(Collected data entries)

___

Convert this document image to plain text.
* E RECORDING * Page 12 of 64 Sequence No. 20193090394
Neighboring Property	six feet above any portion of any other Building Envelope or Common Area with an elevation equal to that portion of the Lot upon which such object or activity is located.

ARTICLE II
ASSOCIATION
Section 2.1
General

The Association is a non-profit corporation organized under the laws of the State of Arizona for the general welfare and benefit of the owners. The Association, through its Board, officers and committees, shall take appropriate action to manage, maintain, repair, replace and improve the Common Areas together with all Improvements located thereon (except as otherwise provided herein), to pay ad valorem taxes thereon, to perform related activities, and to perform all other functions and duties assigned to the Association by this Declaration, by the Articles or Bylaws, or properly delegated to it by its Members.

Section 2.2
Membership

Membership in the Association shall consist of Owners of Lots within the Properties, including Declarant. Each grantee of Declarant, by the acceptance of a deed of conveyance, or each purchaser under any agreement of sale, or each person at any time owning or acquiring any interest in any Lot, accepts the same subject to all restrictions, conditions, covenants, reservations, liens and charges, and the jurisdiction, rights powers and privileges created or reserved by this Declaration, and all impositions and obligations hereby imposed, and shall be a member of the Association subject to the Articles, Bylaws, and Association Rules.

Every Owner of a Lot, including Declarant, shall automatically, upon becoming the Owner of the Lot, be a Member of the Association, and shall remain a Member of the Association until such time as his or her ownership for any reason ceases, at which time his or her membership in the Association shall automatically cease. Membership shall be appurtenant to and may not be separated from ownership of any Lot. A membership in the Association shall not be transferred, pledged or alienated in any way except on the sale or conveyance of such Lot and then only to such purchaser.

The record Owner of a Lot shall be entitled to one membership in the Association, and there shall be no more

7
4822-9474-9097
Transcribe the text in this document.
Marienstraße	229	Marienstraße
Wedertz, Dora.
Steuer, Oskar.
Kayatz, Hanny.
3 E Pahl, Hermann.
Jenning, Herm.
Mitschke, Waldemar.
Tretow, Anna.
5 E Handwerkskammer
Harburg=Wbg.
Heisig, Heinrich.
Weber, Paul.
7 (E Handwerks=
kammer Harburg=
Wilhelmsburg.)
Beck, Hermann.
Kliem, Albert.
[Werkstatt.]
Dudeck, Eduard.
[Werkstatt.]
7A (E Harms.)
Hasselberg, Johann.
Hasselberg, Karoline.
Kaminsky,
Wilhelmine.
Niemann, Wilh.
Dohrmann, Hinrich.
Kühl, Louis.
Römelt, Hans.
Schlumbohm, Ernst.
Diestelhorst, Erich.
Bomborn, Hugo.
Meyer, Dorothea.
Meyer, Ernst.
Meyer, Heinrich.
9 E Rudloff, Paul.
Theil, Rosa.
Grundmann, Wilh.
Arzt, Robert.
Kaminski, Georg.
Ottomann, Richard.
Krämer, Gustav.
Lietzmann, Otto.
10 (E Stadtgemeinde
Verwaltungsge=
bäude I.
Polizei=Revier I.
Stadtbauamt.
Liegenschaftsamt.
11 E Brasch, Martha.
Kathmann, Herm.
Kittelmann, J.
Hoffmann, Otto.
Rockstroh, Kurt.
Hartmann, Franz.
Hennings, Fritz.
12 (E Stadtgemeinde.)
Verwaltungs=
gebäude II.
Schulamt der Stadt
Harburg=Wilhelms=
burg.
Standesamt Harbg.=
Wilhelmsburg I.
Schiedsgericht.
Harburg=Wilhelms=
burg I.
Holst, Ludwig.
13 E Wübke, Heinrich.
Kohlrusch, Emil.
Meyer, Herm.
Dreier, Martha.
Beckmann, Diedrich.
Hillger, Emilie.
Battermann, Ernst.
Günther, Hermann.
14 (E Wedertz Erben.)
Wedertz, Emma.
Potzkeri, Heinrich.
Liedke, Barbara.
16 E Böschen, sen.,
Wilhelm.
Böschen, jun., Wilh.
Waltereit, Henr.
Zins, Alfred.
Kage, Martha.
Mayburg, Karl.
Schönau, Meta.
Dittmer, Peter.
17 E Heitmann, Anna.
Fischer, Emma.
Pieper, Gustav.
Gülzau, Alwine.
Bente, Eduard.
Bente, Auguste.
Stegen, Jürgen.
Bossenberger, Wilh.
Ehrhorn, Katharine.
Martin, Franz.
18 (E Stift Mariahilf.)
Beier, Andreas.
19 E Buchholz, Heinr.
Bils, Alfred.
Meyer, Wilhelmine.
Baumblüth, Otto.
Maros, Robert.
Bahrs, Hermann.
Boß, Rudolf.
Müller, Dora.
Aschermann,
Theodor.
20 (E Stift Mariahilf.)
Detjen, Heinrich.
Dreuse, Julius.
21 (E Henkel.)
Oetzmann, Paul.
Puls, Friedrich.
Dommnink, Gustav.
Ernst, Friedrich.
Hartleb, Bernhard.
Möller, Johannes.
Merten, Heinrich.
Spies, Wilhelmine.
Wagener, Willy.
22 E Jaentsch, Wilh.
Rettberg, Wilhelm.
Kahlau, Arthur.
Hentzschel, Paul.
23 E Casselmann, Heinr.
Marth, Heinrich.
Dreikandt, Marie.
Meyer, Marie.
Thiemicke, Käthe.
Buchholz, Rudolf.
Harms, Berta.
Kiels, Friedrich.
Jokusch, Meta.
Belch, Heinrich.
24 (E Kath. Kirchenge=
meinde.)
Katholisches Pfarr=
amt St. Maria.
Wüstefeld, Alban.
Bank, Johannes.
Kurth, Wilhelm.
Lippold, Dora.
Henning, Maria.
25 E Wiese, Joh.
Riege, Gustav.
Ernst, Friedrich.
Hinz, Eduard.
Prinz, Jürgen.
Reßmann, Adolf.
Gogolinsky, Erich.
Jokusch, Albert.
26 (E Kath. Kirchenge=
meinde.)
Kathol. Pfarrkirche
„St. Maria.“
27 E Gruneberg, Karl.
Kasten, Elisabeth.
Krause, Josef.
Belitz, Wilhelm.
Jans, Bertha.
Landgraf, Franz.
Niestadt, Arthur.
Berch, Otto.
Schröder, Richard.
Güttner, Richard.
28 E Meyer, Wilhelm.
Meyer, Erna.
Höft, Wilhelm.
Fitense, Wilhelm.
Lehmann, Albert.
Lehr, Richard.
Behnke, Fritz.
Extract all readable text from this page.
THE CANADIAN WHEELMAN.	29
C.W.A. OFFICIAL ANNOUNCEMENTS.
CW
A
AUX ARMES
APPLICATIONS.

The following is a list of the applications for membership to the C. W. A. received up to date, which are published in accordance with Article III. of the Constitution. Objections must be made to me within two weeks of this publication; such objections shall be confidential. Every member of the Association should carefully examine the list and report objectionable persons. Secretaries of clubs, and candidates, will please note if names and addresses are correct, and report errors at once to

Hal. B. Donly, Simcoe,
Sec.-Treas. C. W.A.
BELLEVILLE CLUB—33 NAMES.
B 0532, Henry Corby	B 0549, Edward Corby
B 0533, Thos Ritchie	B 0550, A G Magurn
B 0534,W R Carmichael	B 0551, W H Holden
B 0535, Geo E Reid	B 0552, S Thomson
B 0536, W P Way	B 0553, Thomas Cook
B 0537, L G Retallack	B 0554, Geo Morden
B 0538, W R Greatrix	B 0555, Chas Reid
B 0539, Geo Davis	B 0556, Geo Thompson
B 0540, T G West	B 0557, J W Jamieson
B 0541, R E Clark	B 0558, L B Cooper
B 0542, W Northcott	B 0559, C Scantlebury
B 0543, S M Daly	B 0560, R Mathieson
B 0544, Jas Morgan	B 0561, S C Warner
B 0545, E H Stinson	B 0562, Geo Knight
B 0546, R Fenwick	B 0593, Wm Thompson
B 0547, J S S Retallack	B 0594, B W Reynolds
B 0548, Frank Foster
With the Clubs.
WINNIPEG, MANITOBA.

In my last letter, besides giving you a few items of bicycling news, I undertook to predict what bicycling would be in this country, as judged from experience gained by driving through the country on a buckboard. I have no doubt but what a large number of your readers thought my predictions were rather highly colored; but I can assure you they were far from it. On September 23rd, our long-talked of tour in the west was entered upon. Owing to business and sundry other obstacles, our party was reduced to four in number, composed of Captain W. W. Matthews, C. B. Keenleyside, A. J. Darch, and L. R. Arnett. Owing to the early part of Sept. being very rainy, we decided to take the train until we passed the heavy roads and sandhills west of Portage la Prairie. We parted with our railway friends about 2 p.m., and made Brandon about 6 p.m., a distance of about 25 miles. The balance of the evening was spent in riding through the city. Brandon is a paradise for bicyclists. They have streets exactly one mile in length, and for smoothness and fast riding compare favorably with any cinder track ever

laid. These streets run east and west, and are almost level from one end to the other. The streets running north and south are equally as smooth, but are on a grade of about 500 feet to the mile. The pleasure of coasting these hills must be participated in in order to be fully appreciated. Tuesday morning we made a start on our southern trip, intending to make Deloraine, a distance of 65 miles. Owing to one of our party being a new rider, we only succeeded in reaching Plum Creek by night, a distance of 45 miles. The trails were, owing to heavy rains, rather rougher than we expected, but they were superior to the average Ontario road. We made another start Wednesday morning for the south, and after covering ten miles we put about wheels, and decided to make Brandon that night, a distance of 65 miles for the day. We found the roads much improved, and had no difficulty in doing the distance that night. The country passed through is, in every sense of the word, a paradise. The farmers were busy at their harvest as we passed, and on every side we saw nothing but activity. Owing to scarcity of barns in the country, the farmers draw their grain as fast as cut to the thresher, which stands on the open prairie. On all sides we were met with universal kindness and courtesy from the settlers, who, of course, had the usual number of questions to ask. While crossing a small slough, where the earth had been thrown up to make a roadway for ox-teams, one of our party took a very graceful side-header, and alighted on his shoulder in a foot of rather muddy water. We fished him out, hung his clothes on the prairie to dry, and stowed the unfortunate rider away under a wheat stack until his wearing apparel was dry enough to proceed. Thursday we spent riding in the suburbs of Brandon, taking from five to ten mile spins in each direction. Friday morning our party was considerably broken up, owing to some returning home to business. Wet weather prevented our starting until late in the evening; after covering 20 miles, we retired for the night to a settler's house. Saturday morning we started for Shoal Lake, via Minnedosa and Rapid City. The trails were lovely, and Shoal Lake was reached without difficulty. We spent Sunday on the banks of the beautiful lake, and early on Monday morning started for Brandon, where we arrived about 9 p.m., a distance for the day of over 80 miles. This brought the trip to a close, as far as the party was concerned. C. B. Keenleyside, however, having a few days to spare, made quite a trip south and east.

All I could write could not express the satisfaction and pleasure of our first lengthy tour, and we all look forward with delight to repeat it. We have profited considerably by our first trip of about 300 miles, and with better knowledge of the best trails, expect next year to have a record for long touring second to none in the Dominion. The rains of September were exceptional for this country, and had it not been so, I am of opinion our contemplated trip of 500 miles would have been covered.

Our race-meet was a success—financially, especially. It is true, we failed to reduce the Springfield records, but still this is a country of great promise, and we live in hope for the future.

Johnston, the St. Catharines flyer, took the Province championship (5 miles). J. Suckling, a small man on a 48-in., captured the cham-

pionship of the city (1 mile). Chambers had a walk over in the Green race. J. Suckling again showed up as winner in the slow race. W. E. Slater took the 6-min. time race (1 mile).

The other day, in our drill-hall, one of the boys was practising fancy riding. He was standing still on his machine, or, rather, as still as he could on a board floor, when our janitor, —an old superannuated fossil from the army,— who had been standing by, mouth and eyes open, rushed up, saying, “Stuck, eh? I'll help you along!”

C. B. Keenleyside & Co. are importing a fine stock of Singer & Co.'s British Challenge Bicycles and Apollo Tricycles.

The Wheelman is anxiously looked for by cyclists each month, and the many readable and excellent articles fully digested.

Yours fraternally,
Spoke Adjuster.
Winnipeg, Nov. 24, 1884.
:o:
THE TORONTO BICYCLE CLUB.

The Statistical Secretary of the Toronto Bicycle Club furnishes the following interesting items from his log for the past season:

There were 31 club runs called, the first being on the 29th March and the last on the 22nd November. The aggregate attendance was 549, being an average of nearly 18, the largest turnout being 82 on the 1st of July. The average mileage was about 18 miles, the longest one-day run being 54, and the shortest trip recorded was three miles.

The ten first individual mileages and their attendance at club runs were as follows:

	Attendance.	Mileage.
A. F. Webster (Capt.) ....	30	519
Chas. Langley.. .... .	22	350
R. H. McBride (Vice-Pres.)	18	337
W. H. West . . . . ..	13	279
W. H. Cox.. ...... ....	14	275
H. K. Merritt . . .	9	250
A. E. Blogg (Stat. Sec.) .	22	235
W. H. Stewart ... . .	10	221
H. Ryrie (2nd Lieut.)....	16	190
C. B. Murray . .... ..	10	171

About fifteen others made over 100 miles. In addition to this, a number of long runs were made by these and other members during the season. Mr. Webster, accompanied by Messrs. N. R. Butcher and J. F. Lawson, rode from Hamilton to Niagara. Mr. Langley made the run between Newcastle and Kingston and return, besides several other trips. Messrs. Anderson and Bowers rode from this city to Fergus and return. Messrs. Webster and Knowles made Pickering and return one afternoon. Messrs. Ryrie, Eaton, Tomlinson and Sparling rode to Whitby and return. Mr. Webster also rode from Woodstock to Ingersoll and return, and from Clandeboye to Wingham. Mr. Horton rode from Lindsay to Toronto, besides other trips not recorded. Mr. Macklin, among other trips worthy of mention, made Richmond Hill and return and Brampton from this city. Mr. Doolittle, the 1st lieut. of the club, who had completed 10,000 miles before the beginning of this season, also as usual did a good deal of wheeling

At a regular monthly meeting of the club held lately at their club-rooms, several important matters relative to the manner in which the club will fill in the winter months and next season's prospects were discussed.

___

| CHALLENGE |
Work out how many lines of the listing above include the word "Bylaws". Report only the number.

| TASK ANSWER |
2